Problem to solve:
With the pictures left out, copy the listing below exactly.

━━━━━━

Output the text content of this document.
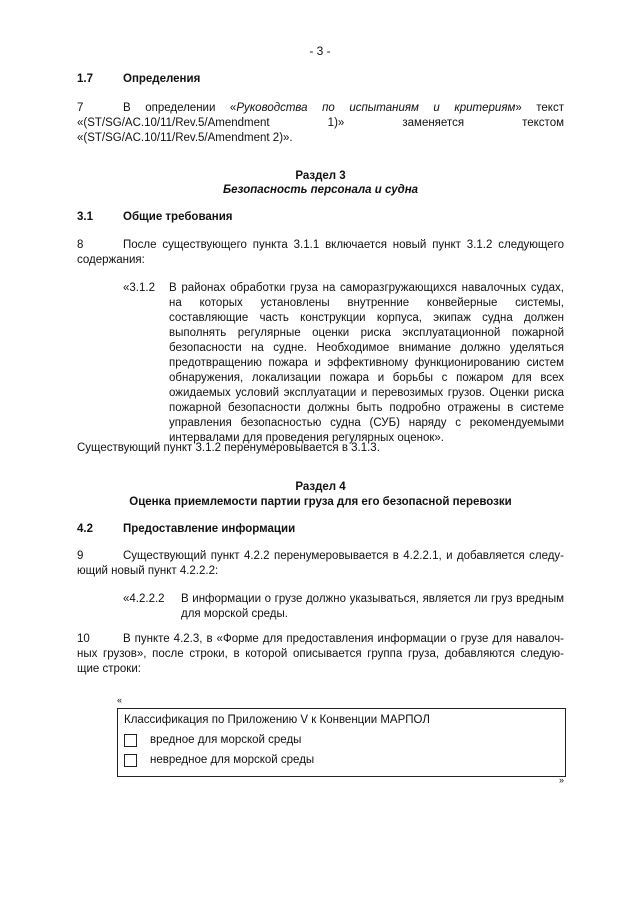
- 3 -
1.7	Определения
7	В определении «Руководства по испытаниям и критериям» текст
«(ST/SG/AC.10/11/Rev.5/Amendment 1)» заменяется текстом
«(ST/SG/AC.10/11/Rev.5/Amendment 2)».
Раздел 3
Безопасность персонала и судна
3.1	Общие требования
8	После существующего пункта 3.1.1 включается новый пункт 3.1.2 следующего
содержания:
«3.1.2 В районах обработки груза на саморазгружающихся навалочных судах, на которых установлены внутренние конвейерные системы, составляющие часть конструкции корпуса, экипаж судна должен выполнять регулярные оценки риска эксплуатационной пожарной безопасности на судне. Необходимое внимание должно уделяться предотвращению пожара и эффективному функционированию систем обнаружения, локализации пожара и борьбы с пожаром для всех ожидаемых условий эксплуатации и перевозимых грузов. Оценки риска пожарной безопасности должны быть подробно отражены в системе управления безопасностью судна (СУБ) наряду с рекомендуемыми интервалами для проведения регулярных оценок».
Существующий пункт 3.1.2 перенумеровывается в 3.1.3.
Раздел 4
Оценка приемлемости партии груза для его безопасной перевозки
4.2	Предоставление информации
9	Существующий пункт 4.2.2 перенумеровывается в 4.2.2.1, и добавляется следу-
ющий новый пункт 4.2.2.2:
«4.2.2.2 В информации о грузе должно указываться, является ли груз вредным для морской среды.
10	В пункте 4.2.3, в «Форме для предоставления информации о грузе для навалоч-
ных грузов», после строки, в которой описывается группа груза, добавляются следую-
щие строки:
«
Классификация по Приложению V к Конвенции МАРПОЛ
вредное для морской среды
невредное для морской среды
»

━━━━━━

The solution:
Output the text content of this document.
- 3 -
1.7	Определения
7	В определении «Руководства по испытаниям и критериям» текст
«(ST/SG/AC.10/11/Rev.5/Amendment 1)» заменяется текстом
«(ST/SG/AC.10/11/Rev.5/Amendment 2)».
Раздел 3
Безопасность персонала и судна
3.1	Общие требования
8	После существующего пункта 3.1.1 включается новый пункт 3.1.2 следующего
содержания:
«3.1.2 В районах обработки груза на саморазгружающихся навалочных судах, на которых установлены внутренние конвейерные системы, составляющие часть конструкции корпуса, экипаж судна должен выполнять регулярные оценки риска эксплуатационной пожарной безопасности на судне. Необходимое внимание должно уделяться предотвращению пожара и эффективному функционированию систем обнаружения, локализации пожара и борьбы с пожаром для всех ожидаемых условий эксплуатации и перевозимых грузов. Оценки риска пожарной безопасности должны быть подробно отражены в системе управления безопасностью судна (СУБ) наряду с рекомендуемыми интервалами для проведения регулярных оценок».
Существующий пункт 3.1.2 перенумеровывается в 3.1.3.
Раздел 4
Оценка приемлемости партии груза для его безопасной перевозки
4.2	Предоставление информации
9	Существующий пункт 4.2.2 перенумеровывается в 4.2.2.1, и добавляется следу-
ющий новый пункт 4.2.2.2:
«4.2.2.2 В информации о грузе должно указываться, является ли груз вредным для морской среды.
10	В пункте 4.2.3, в «Форме для предоставления информации о грузе для навалоч-
ных грузов», после строки, в которой описывается группа груза, добавляются следую-
щие строки:
«
Классификация по Приложению V к Конвенции МАРПОЛ
вредное для морской среды
невредное для морской среды
»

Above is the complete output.